[Entries from a visual dataset]
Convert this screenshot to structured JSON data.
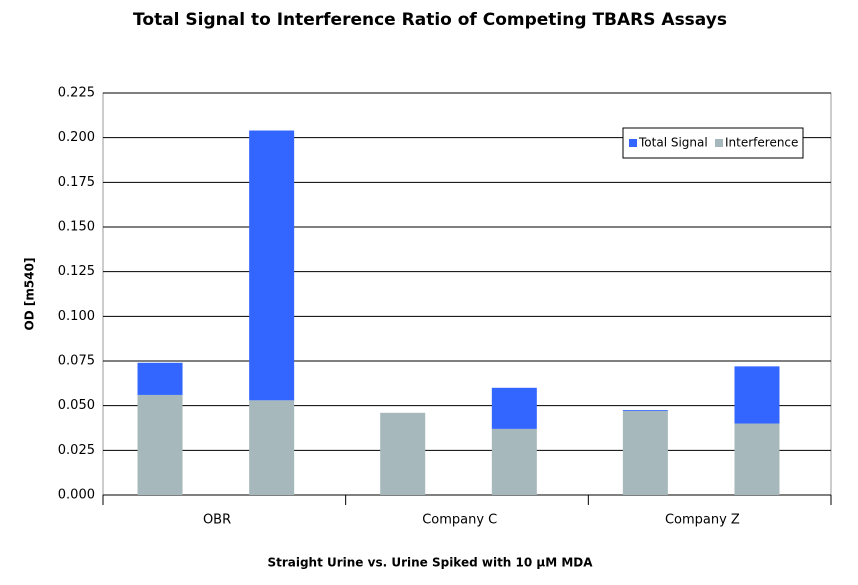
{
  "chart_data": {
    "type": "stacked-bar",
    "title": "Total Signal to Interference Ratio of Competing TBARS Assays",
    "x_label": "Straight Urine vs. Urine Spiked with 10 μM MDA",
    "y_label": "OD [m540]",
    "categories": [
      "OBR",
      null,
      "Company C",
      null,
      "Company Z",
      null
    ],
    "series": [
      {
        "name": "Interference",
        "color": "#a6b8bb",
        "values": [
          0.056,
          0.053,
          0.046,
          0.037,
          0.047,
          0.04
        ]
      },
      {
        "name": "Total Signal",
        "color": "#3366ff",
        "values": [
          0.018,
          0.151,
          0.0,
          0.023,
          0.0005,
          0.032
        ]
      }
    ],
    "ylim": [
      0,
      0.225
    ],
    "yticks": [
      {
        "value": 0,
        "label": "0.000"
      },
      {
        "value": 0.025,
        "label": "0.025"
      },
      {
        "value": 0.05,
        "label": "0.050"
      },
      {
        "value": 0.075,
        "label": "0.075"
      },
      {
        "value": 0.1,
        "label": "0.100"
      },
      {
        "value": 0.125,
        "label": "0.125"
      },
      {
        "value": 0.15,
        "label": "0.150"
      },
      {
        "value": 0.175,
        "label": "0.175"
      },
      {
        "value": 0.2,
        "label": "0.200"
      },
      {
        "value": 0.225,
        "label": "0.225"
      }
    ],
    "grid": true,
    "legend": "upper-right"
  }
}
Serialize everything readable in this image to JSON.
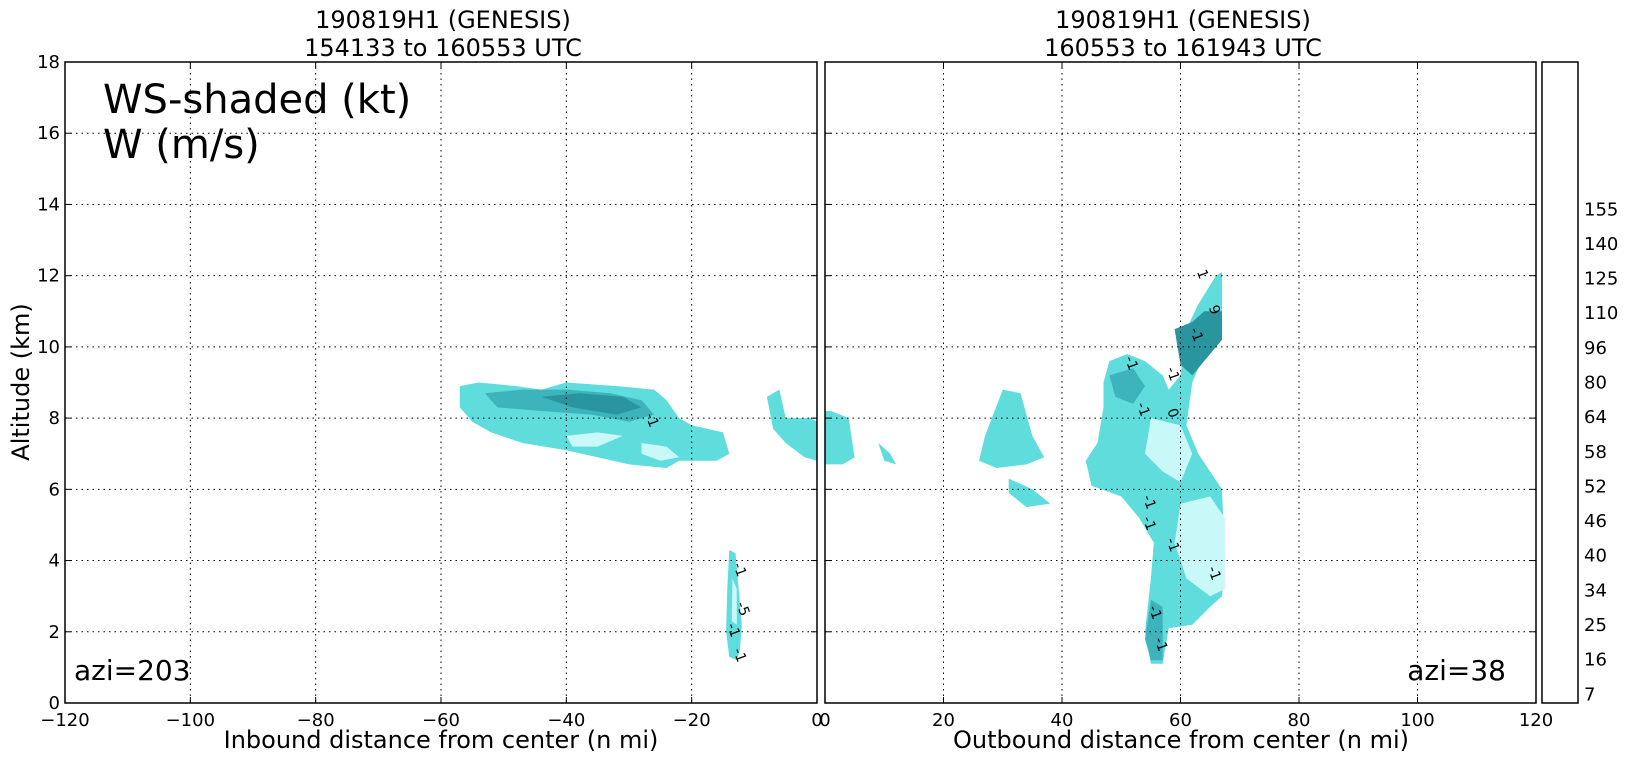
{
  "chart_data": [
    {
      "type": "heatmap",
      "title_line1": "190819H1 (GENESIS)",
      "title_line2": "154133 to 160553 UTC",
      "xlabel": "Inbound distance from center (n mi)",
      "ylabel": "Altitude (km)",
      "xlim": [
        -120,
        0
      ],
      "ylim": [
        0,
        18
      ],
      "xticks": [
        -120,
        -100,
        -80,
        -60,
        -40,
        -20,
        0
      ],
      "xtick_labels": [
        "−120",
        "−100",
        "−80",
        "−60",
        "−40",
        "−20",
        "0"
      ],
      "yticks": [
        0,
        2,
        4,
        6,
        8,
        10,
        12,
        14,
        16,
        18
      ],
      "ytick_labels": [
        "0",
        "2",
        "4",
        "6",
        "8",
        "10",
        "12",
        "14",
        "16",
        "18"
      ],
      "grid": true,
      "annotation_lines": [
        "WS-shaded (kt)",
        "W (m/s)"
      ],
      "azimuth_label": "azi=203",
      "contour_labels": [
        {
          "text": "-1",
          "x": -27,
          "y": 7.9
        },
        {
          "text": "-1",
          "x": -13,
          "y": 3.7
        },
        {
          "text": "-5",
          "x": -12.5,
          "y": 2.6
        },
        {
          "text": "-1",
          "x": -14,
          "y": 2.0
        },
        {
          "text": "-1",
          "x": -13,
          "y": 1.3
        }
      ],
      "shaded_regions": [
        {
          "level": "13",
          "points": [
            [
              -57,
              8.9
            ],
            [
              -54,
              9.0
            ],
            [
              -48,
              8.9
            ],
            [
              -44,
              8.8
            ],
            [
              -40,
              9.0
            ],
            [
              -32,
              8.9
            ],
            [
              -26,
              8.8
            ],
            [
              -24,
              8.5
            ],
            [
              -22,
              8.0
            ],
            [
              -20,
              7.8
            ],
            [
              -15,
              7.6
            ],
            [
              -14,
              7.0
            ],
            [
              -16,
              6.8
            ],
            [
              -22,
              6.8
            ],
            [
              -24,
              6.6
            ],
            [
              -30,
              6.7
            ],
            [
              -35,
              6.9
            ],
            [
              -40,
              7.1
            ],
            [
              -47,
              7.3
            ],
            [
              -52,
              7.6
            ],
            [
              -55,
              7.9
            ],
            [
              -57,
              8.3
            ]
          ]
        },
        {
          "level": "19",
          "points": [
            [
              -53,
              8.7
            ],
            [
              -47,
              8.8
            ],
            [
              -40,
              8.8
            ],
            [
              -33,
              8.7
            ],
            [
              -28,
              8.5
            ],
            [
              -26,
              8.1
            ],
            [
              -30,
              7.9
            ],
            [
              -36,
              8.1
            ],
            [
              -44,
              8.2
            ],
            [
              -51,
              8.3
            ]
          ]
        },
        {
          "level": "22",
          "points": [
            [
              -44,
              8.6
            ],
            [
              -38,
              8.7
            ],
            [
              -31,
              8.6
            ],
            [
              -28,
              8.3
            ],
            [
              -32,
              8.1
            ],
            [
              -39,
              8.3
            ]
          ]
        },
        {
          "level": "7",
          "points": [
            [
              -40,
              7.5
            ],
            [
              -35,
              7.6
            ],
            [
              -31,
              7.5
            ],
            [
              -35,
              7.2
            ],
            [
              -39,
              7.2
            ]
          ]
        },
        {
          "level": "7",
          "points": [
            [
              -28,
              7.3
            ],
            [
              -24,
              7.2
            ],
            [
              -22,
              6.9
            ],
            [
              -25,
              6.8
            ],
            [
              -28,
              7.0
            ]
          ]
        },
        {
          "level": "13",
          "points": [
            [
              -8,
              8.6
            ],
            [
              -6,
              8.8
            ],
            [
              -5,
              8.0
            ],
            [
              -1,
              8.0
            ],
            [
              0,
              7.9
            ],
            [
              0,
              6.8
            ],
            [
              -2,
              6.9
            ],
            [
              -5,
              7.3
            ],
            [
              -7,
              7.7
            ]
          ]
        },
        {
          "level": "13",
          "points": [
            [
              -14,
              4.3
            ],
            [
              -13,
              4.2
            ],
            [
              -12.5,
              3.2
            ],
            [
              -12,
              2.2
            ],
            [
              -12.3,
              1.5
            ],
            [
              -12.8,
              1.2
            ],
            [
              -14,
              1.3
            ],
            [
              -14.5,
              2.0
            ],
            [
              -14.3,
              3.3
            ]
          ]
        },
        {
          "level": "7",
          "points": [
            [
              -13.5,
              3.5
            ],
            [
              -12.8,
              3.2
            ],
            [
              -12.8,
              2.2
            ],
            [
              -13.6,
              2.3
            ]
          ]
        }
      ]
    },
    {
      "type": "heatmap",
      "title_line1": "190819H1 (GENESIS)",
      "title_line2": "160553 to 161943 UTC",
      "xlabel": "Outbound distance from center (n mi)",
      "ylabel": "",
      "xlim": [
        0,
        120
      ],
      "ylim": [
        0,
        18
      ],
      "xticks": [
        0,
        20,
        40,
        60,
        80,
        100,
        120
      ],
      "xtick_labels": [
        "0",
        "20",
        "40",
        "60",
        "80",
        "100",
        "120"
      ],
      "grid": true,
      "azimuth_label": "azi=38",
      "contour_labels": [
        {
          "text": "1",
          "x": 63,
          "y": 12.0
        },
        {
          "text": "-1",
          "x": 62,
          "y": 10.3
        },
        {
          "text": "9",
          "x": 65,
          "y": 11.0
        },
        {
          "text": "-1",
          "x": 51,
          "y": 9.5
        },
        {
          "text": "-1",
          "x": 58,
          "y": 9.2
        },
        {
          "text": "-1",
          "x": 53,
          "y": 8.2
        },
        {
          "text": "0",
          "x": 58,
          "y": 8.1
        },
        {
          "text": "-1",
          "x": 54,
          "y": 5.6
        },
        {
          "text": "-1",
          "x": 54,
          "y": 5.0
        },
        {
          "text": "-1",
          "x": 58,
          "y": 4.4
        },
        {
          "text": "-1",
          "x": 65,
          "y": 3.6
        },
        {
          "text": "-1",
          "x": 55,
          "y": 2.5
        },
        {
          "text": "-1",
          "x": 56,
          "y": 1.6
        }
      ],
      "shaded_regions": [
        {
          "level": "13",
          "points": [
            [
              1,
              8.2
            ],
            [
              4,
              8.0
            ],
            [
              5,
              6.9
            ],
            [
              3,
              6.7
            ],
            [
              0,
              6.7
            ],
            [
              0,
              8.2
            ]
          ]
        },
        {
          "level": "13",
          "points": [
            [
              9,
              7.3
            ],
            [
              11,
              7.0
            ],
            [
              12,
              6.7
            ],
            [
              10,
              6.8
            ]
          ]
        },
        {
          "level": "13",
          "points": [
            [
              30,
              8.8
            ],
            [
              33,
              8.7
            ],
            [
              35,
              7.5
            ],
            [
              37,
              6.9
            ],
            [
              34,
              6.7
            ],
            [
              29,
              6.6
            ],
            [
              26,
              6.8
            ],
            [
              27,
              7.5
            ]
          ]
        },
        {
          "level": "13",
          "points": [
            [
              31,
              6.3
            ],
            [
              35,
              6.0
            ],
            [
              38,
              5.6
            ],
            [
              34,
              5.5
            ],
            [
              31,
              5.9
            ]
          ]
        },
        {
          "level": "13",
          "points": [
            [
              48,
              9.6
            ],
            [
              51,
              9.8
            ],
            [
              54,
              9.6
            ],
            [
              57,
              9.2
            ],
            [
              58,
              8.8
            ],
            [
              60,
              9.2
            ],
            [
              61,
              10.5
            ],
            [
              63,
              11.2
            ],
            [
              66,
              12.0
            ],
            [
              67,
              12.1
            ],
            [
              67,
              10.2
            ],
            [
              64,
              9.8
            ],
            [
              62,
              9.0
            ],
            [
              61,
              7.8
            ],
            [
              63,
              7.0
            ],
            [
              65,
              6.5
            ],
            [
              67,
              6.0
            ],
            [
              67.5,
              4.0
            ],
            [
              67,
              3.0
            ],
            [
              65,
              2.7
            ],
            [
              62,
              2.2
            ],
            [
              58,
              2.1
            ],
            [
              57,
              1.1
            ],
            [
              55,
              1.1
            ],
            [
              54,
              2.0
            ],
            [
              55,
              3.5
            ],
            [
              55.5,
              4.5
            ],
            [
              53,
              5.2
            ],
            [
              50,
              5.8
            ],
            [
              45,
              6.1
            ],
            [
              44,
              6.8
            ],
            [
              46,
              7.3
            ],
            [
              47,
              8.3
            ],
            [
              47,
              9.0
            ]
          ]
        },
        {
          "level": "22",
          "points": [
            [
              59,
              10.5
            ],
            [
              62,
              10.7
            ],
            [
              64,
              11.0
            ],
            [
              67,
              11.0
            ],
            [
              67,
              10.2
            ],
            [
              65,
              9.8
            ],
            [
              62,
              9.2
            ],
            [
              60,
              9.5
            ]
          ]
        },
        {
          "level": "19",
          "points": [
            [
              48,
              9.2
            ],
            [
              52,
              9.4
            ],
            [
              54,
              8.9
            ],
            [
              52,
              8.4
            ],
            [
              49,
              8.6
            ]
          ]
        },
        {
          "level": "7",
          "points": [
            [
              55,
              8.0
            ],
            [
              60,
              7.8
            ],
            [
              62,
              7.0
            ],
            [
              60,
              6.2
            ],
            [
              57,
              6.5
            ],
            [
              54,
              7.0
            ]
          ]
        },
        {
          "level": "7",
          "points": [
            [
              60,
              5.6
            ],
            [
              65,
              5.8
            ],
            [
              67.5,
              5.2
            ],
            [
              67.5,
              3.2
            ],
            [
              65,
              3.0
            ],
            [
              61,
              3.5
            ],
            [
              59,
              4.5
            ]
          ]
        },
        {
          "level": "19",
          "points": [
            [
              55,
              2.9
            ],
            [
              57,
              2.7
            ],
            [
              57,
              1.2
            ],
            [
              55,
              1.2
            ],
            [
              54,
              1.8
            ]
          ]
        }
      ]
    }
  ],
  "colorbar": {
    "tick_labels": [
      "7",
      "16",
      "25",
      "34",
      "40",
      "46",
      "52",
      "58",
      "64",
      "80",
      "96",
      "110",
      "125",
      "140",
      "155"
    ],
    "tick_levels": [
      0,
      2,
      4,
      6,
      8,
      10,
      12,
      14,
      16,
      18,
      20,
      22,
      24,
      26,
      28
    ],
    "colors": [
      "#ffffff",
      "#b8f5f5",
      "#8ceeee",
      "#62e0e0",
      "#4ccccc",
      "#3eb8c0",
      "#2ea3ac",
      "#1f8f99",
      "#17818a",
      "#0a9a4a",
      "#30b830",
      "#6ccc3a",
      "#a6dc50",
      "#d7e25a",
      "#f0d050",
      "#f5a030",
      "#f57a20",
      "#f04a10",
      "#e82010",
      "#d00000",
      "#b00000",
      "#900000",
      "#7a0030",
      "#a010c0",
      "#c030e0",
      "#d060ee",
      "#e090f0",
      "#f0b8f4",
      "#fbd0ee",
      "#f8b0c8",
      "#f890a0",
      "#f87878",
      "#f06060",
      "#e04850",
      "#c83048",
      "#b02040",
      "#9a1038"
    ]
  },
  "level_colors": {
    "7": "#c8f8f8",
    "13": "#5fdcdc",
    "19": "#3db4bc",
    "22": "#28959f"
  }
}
* * *
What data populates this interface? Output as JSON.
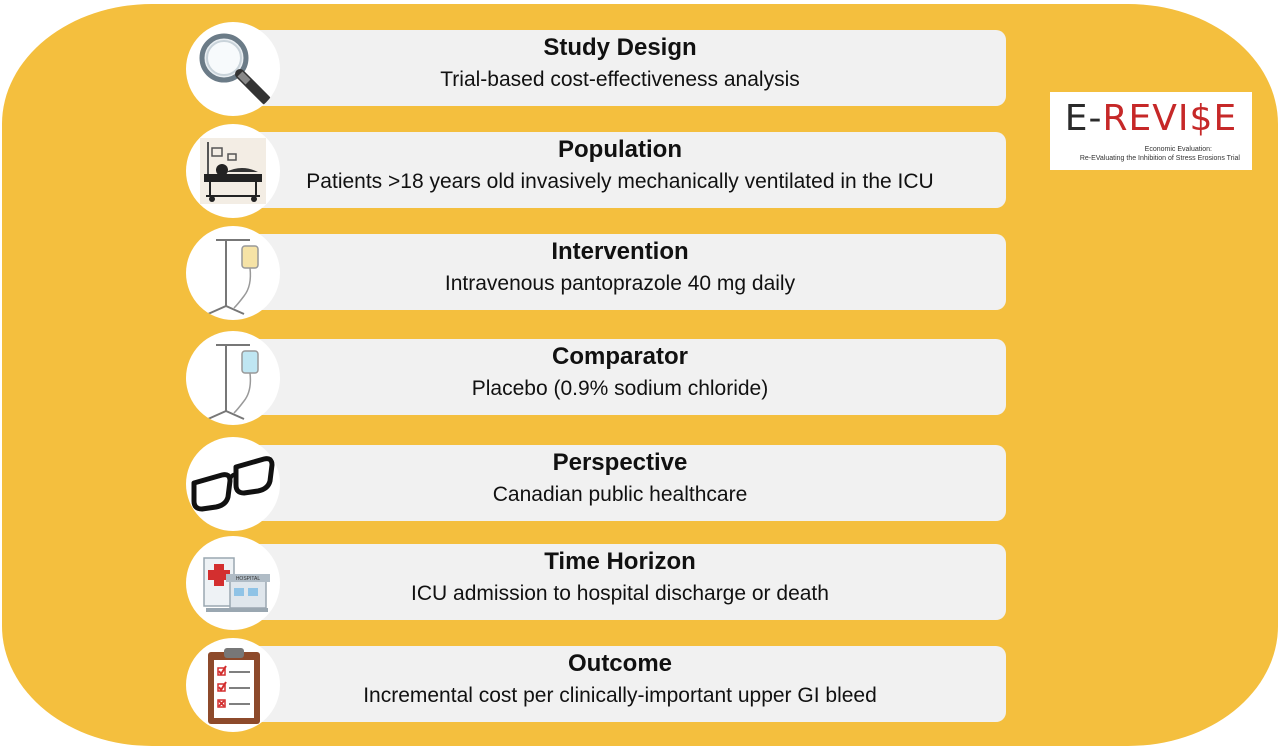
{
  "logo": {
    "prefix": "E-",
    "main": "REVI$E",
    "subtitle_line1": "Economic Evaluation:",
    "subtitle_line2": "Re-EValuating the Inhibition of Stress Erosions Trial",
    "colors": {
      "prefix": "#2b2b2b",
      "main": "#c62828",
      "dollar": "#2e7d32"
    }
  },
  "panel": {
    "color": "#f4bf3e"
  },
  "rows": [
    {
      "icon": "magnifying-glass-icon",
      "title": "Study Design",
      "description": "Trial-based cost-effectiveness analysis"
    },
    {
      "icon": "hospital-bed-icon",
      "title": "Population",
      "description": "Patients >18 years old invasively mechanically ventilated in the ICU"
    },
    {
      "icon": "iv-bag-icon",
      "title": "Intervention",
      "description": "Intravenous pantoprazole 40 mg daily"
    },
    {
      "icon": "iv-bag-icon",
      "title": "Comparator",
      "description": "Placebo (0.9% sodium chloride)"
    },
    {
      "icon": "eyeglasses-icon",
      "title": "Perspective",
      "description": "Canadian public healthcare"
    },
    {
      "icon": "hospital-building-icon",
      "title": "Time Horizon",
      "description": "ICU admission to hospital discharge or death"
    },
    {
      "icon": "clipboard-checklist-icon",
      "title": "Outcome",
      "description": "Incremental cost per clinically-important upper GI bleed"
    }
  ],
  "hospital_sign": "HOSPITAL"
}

What is needed -> Report each line of the data in which "Signal" occurs.

Completed task ->
    "title": "Total Signal to Interference Ratio of Competing TBARS Assays",
        "name": "Total Signal",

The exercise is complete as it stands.